* OBJECTIVE
Repeat the listing in full, preserving every character.

Start

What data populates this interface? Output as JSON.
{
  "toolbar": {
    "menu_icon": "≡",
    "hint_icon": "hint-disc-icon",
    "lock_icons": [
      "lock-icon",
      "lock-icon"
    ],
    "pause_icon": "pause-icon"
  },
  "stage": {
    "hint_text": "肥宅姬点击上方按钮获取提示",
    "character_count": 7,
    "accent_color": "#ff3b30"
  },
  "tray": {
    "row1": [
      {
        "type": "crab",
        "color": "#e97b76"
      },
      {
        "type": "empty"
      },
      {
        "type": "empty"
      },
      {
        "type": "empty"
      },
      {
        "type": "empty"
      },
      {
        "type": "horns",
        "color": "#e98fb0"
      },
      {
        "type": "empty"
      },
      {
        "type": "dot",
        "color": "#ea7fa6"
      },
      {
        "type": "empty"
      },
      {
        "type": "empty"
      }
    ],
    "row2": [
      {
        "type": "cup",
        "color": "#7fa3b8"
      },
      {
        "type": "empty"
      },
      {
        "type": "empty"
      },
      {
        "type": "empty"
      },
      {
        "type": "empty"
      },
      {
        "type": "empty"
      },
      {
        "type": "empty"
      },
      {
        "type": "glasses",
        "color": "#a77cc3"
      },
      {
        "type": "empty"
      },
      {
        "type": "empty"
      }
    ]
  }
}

End

* FULL ANSWER
What data populates this interface? Output as JSON.
{
  "toolbar": {
    "menu_icon": "≡",
    "hint_icon": "hint-disc-icon",
    "lock_icons": [
      "lock-icon",
      "lock-icon"
    ],
    "pause_icon": "pause-icon"
  },
  "stage": {
    "hint_text": "肥宅姬点击上方按钮获取提示",
    "character_count": 7,
    "accent_color": "#ff3b30"
  },
  "tray": {
    "row1": [
      {
        "type": "crab",
        "color": "#e97b76"
      },
      {
        "type": "empty"
      },
      {
        "type": "empty"
      },
      {
        "type": "empty"
      },
      {
        "type": "empty"
      },
      {
        "type": "horns",
        "color": "#e98fb0"
      },
      {
        "type": "empty"
      },
      {
        "type": "dot",
        "color": "#ea7fa6"
      },
      {
        "type": "empty"
      },
      {
        "type": "empty"
      }
    ],
    "row2": [
      {
        "type": "cup",
        "color": "#7fa3b8"
      },
      {
        "type": "empty"
      },
      {
        "type": "empty"
      },
      {
        "type": "empty"
      },
      {
        "type": "empty"
      },
      {
        "type": "empty"
      },
      {
        "type": "empty"
      },
      {
        "type": "glasses",
        "color": "#a77cc3"
      },
      {
        "type": "empty"
      },
      {
        "type": "empty"
      }
    ]
  }
}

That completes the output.